> **Set exercise**
Count lines, not occurrences: give the number of lines holding the word "полиграфии", and nothing besides.

⁂

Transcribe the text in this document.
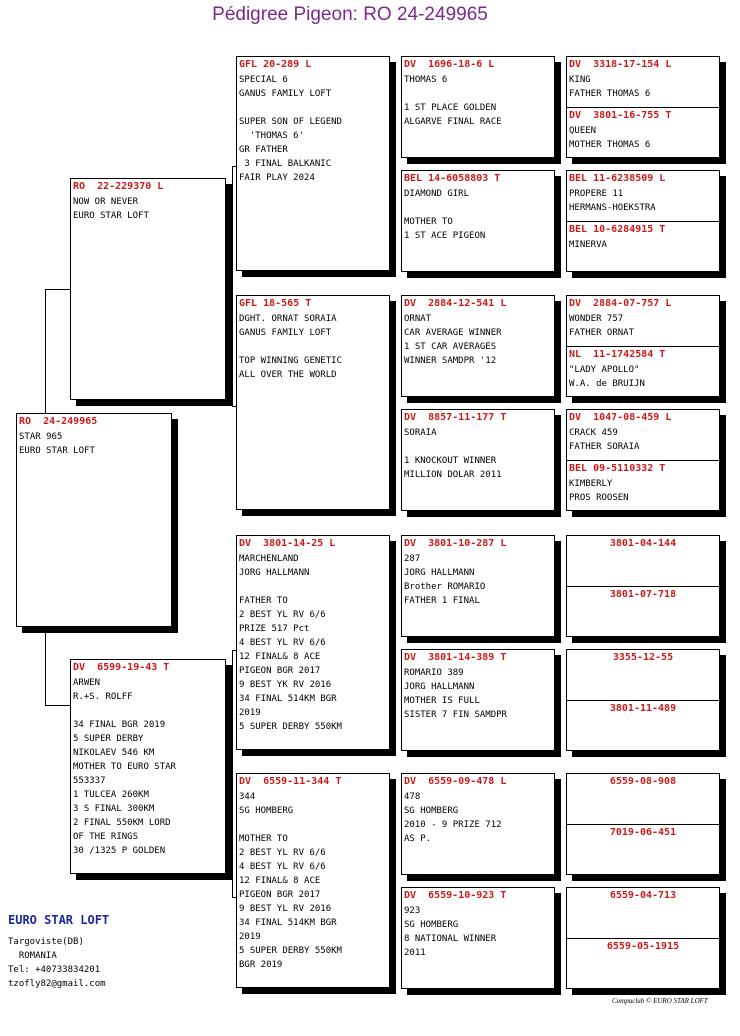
Pédigree Pigeon: RO 24-249965
RO  24-249965
STAR 965
EURO STAR LOFT
RO  22-229370 L
NOW OR NEVER
EURO STAR LOFT
DV  6599-19-43 T
ARWEN
R.+S. ROLFF

34 FINAL BGR 2019
5 SUPER DERBY
NIKOLAEV 546 KM
MOTHER TO EURO STAR
553337
1 TULCEA 260KM
3 S FINAL 300KM
2 FINAL 550KM LORD
OF THE RINGS
30 /1325 P GOLDEN
GFL 20-289 L
SPECIAL 6
GANUS FAMILY LOFT

SUPER SON OF LEGEND
'THOMAS 6'
GR FATHER
3 FINAL BALKANIC
FAIR PLAY 2024
GFL 18-565 T
DGHT. ORNAT SORAIA
GANUS FAMILY LOFT

TOP WINNING GENETIC
ALL OVER THE WORLD
DV  3801-14-25 L
MARCHENLAND
JORG HALLMANN

FATHER TO
2 BEST YL RV 6/6
PRIZE 517 Pct
4 BEST YL RV 6/6
12 FINAL& 8 ACE
PIGEON BGR 2017
9 BEST YK RV 2016
34 FINAL 514KM BGR
2019
5 SUPER DERBY 550KM
DV  6559-11-344 T
344
SG HOMBERG

MOTHER TO
2 BEST YL RV 6/6
4 BEST YL RV 6/6
12 FINAL& 8 ACE
PIGEON BGR 2017
9 BEST YL RV 2016
34 FINAL 514KM BGR
2019
5 SUPER DERBY 550KM
BGR 2019
DV  1696-18-6 L
THOMAS 6

1 ST PLACE GOLDEN
ALGARVE FINAL RACE
BEL 14-6058803 T
DIAMOND GIRL

MOTHER TO
1 ST ACE PIGEON
DV  2884-12-541 L
ORNAT
CAR AVERAGE WINNER
1 ST CAR AVERAGES
WINNER SAMDPR '12
DV  8857-11-177 T
SORAIA

1 KNOCKOUT WINNER
MILLION DOLAR 2011
DV  3801-10-287 L
287
JORG HALLMANN
Brother ROMARIO
FATHER 1 FINAL
DV  3801-14-389 T
ROMARIO 389
JORG HALLMANN
MOTHER IS FULL
SISTER 7 FIN SAMDPR
DV  6559-09-478 L
478
SG HOMBERG
2010 - 9 PRIZE 712
AS P.
DV  6559-10-923 T
923
SG HOMBERG
8 NATIONAL WINNER
2011
DV  3318-17-154 L
KING
FATHER THOMAS 6
DV  3801-16-755 T
QUEEN
MOTHER THOMAS 6
BEL 11-6238509 L
PROPERE 11
HERMANS-HOEKSTRA
BEL 10-6284915 T
MINERVA
DV  2884-07-757 L
WONDER 757
FATHER ORNAT
NL  11-1742584 T
"LADY APOLLO"
W.A. de BRUIJN
DV  1047-08-459 L
CRACK 459
FATHER SORAIA
BEL 09-5110332 T
KIMBERLY
PROS ROOSEN
3801-04-144
3801-07-718
3355-12-55
3801-11-489
6559-08-908
7019-06-451
6559-04-713
6559-05-1915
EURO STAR LOFT
Targoviste(DB)
ROMANIA
Tel: +40733834201
tzofly82@gmail.com
Compuclub © EURO STAR LOFT
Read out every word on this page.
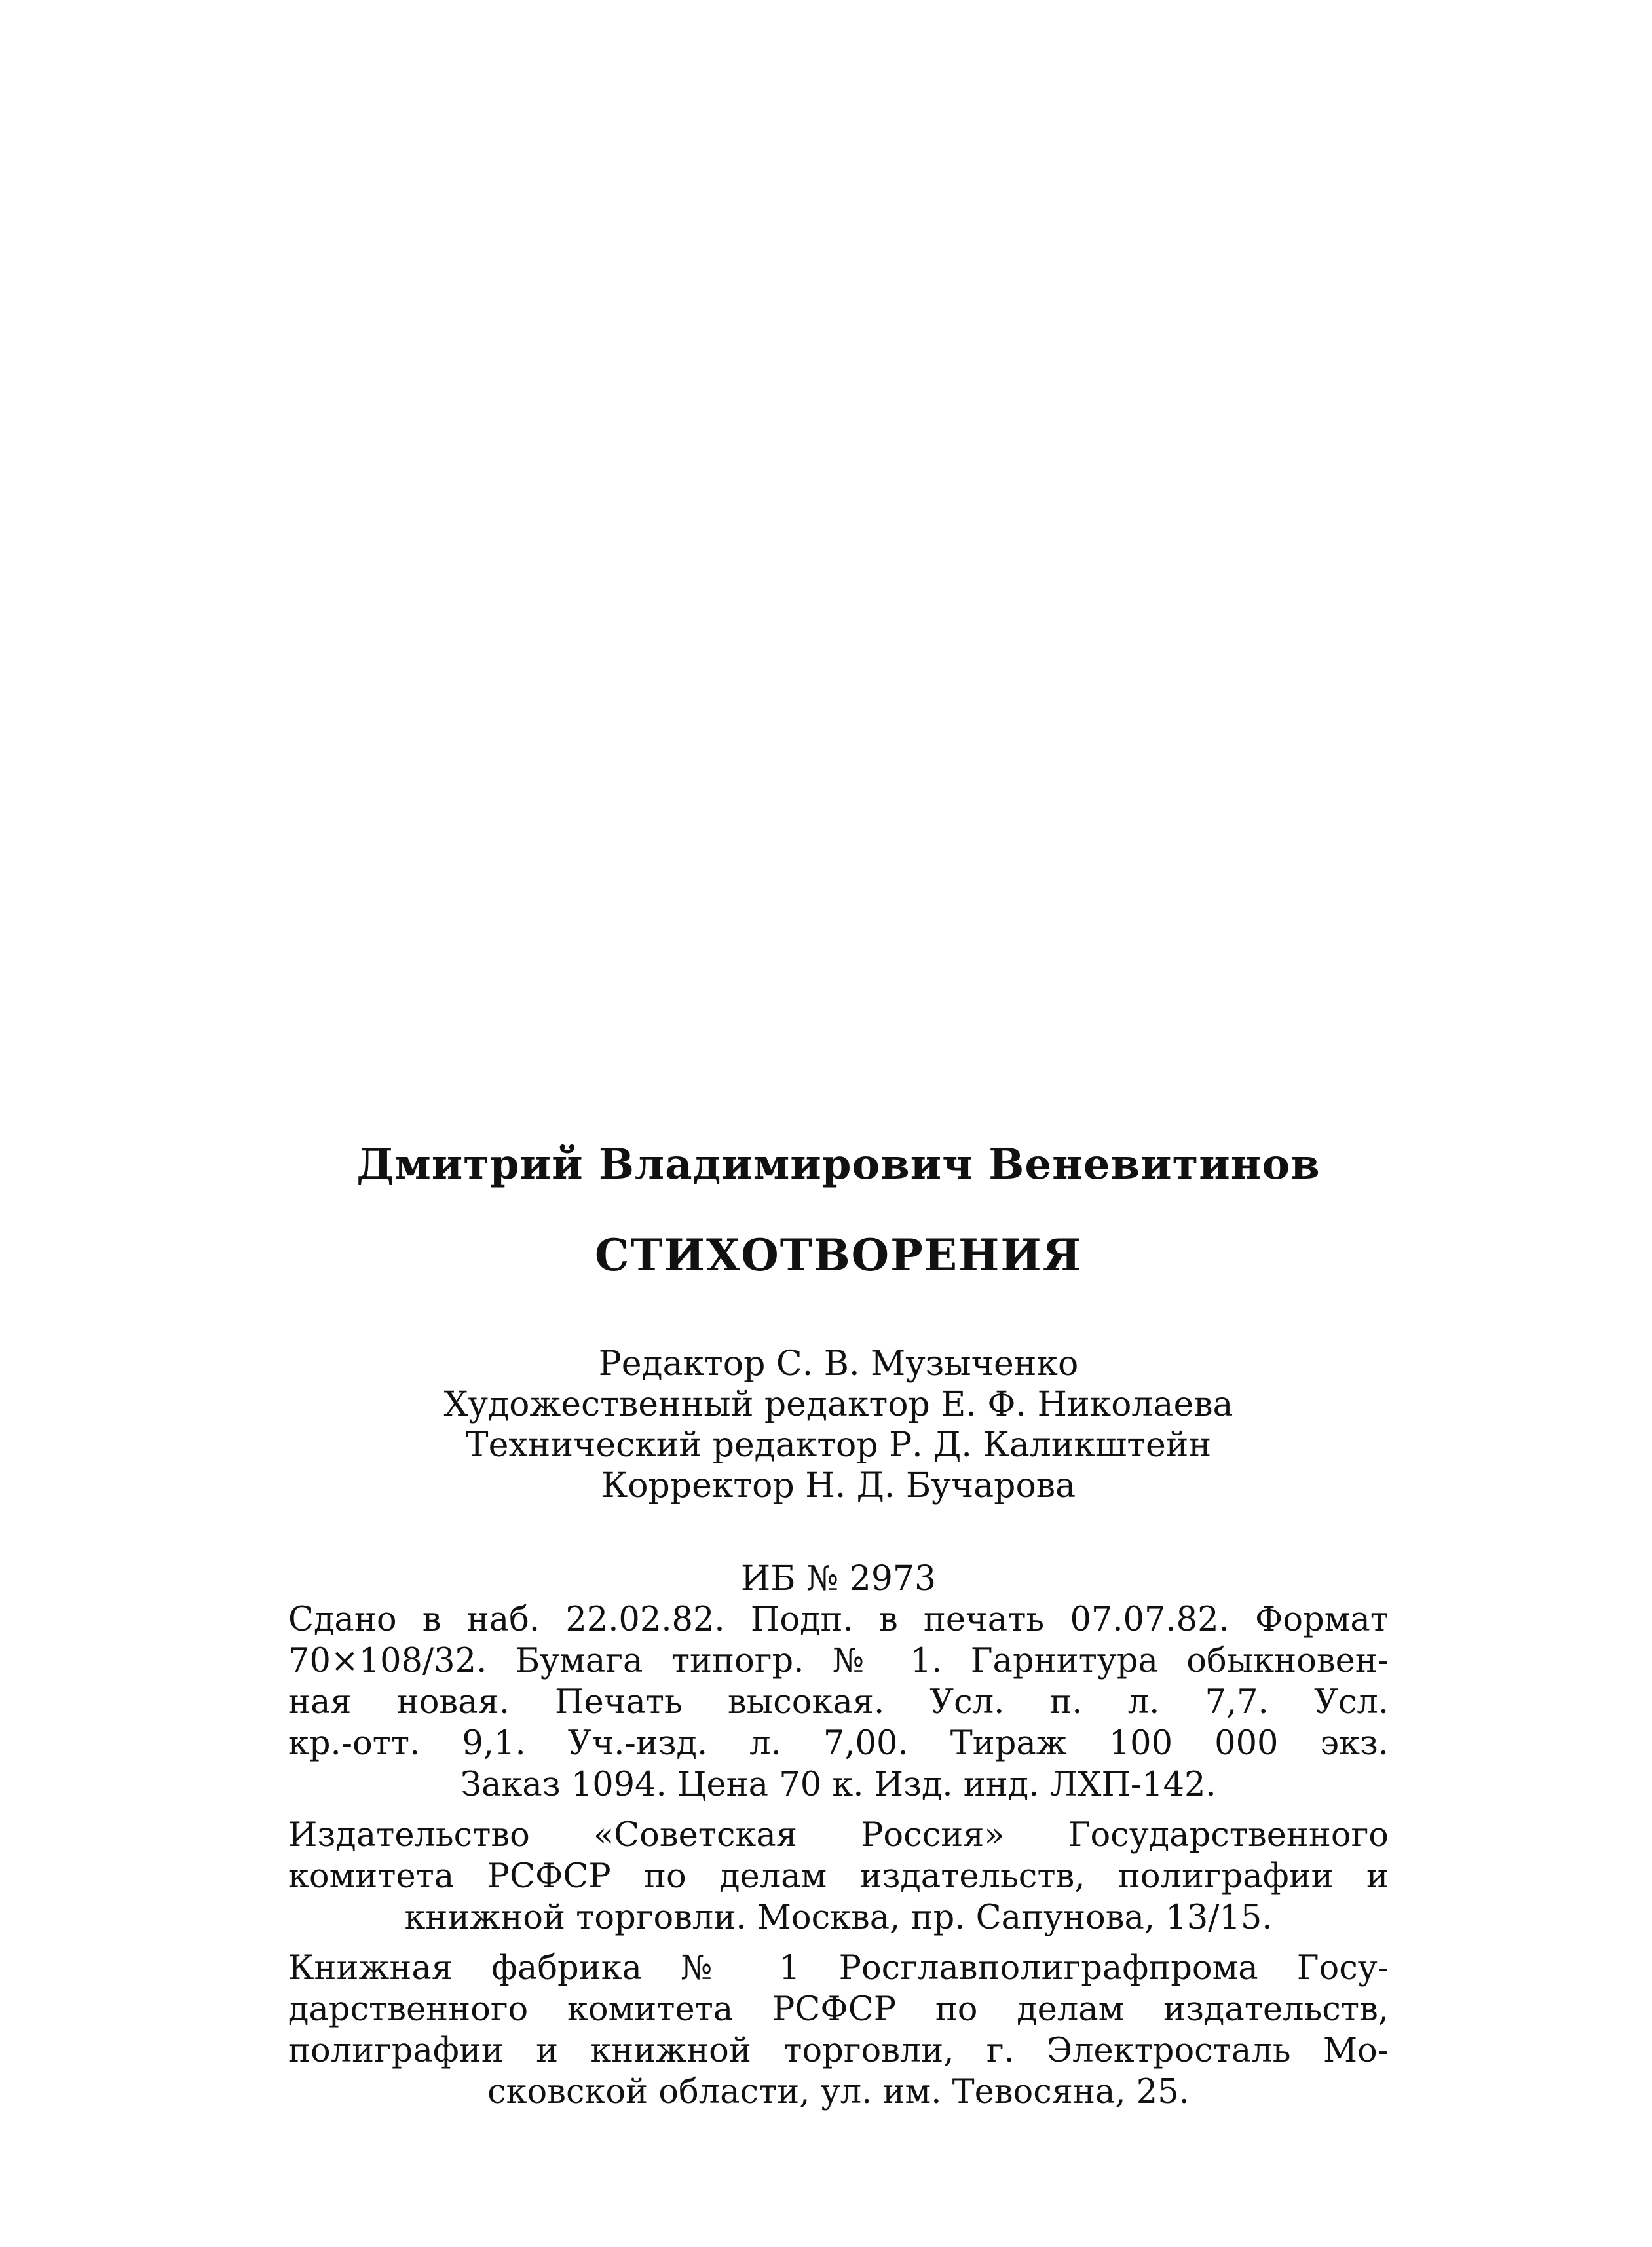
Дмитрий Владимирович Веневитинов
СТИХОТВОРЕНИЯ
Редактор С. В. Музыченко
Художественный редактор Е. Ф. Николаева
Технический редактор Р. Д. Каликштейн
Корректор Н. Д. Бучарова
ИБ № 2973
Сдано в наб. 22.02.82. Подп. в печать 07.07.82. Формат
70×108/32. Бумага типогр. № 1. Гарнитура обыкновен-
ная новая. Печать высокая. Усл. п. л. 7,7. Усл.
кр.-отт. 9,1. Уч.-изд. л. 7,00. Тираж 100 000 экз.
Заказ 1094. Цена 70 к. Изд. инд. ЛХП-142.
Издательство «Советская Россия» Государственного
комитета РСФСР по делам издательств, полиграфии и
книжной торговли. Москва, пр. Сапунова, 13/15.
Книжная фабрика № 1 Росглавполиграфпрома Госу-
дарственного комитета РСФСР по делам издательств,
полиграфии и книжной торговли, г. Электросталь Мо-
сковской области, ул. им. Тевосяна, 25.
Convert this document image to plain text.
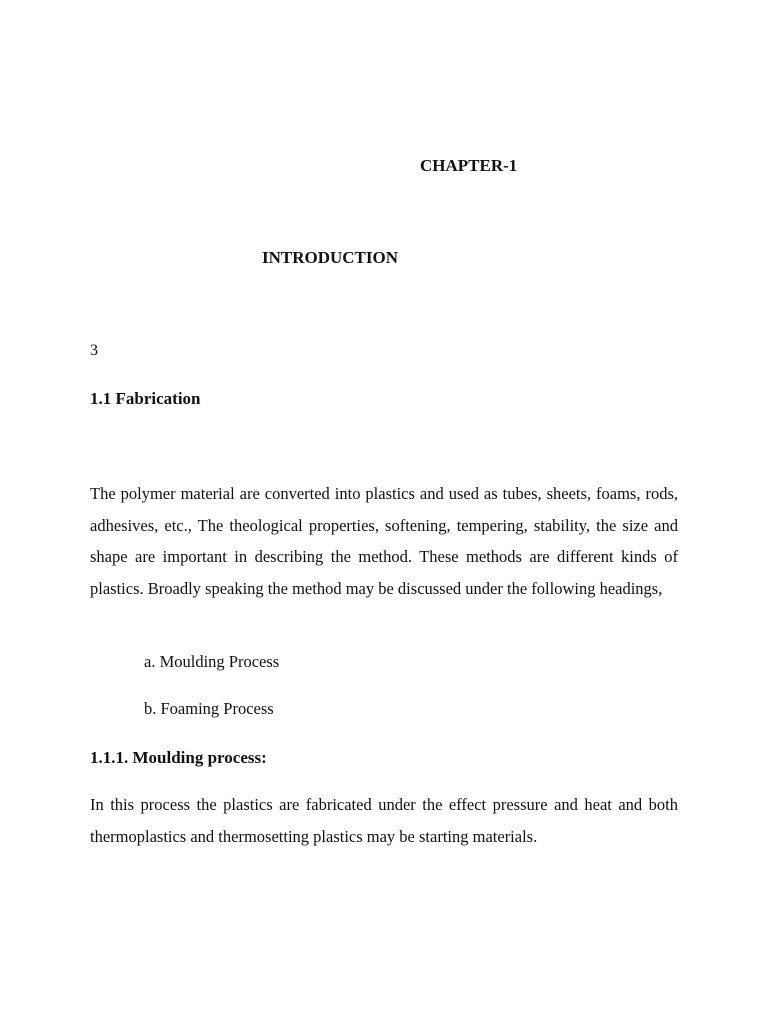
CHAPTER-1

INTRODUCTION

3

1.1 Fabrication

The polymer material are converted into plastics and used as tubes, sheets, foams, rods, adhesives, etc., The theological properties, softening, tempering, stability, the size and shape are important in describing the method. These methods are different kinds of plastics. Broadly speaking the method may be discussed under the following headings,

a. Moulding Process

b. Foaming Process

1.1.1. Moulding process:

In this process the plastics are fabricated under the effect pressure and heat and both thermoplastics and thermosetting plastics may be starting materials.
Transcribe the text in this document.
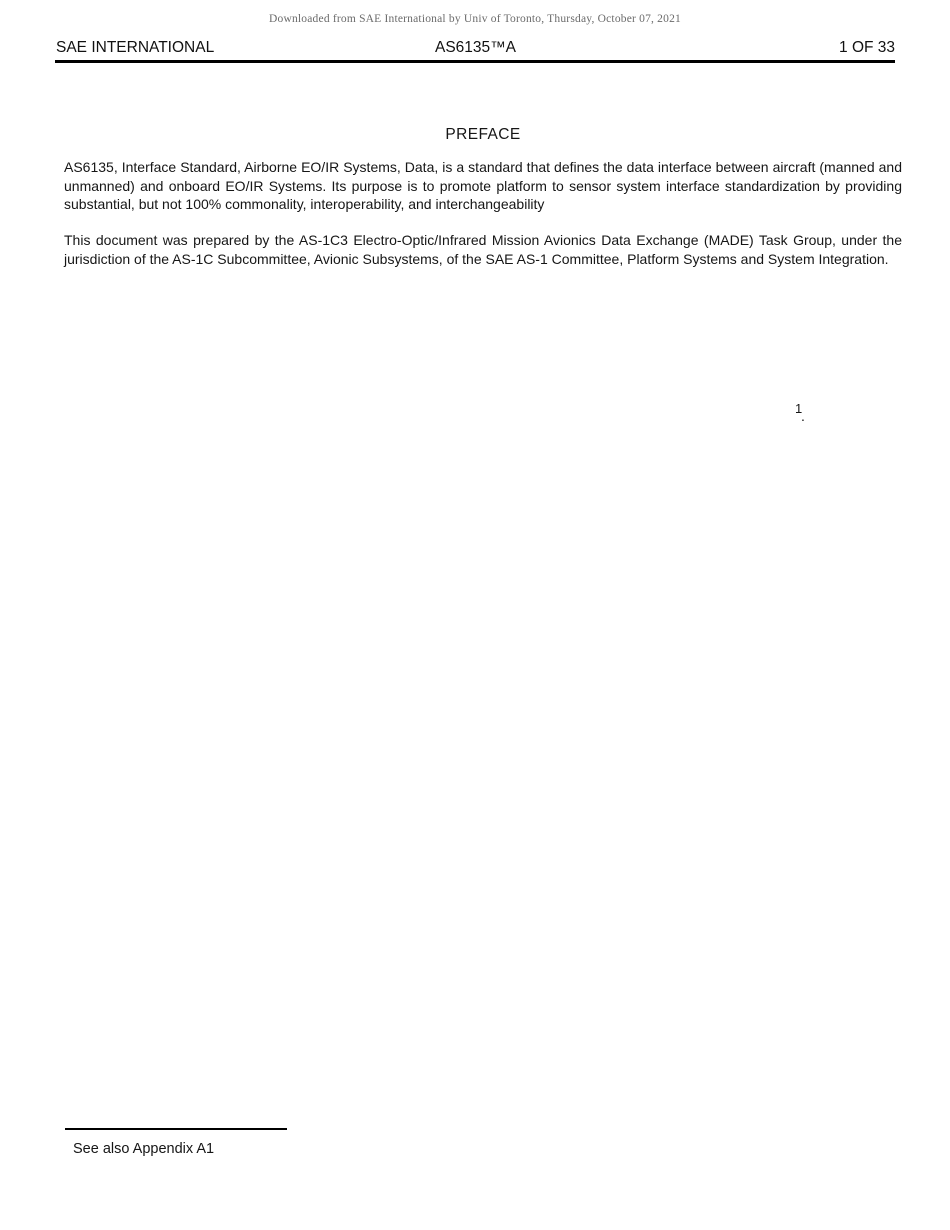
Downloaded from SAE International by Univ of Toronto, Thursday, October 07, 2021
SAE INTERNATIONAL	AS6135™A	1 OF 33
PREFACE

AS6135, Interface Standard, Airborne EO/IR Systems, Data, is a standard that defines the data interface between aircraft (manned and unmanned) and onboard EO/IR Systems. Its purpose is to promote platform to sensor system interface standardization by providing substantial, but not 100% commonality, interoperability, and interchangeability

This document was prepared by the AS-1C3 Electro-Optic/Infrared Mission Avionics Data Exchange (MADE) Task Group, under the jurisdiction of the AS-1C Subcommittee, Avionic Subsystems, of the SAE AS-1 Committee, Platform Systems and System Integration.

1
.
See also Appendix A1
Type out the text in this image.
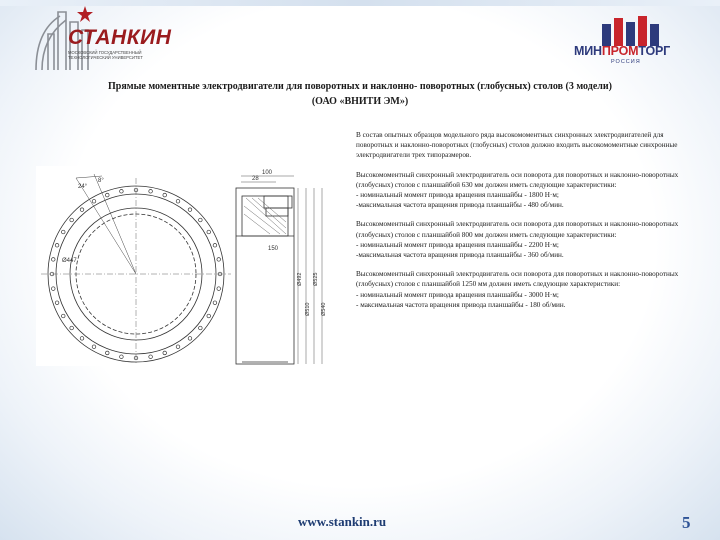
СТАНКИН
МОСКОВСКИЙ ГОСУДАРСТВЕННЫЙ ТЕХНОЛОГИЧЕСКИЙ УНИВЕРСИТЕТ	МИНПРОМТОРГ
РОССИЯ
Прямые моментные электродвигатели для поворотных и наклонно- поворотных (глобусных) столов (3 модели)
(ОАО «ВНИТИ ЭМ»)
24°
8°
Ø447
100
28
150
Ø492
Ø510
Ø525
Ø540

В состав опытных образцов модельного ряда высокомоментных синхронных электродвигателей для поворотных и наклонно-поворотных (глобусных) столов должно входить высокомоментные синхронные электродвигатели трех типоразмеров.

Высокомоментный синхронный электродвигатель оси поворота для поворотных и наклонно-поворотных (глобусных) столов с планшайбой 630 мм должен иметь следующие характеристики:
- номинальный момент привода вращения планшайбы - 1800 Н·м;
-максимальная частота вращения привода планшайбы - 480 об/мин.

Высокомоментный синхронный электродвигатель оси поворота для поворотных и наклонно-поворотных (глобусных) столов с планшайбой 800 мм должен иметь следующие характеристики:
- номинальный момент привода вращения планшайбы - 2200 Н·м;
-максимальная частота вращения привода планшайбы - 360 об/мин.

Высокомоментный синхронный электродвигатель оси поворота для поворотных и наклонно-поворотных (глобусных) столов с планшайбой 1250 мм должен иметь следующие характеристики:
- номинальный момент привода вращения планшайбы - 3000 Н·м;
- максимальная частота вращения привода планшайбы - 180 об/мин.

www.stankin.ru	5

⁂

> **Final result**
2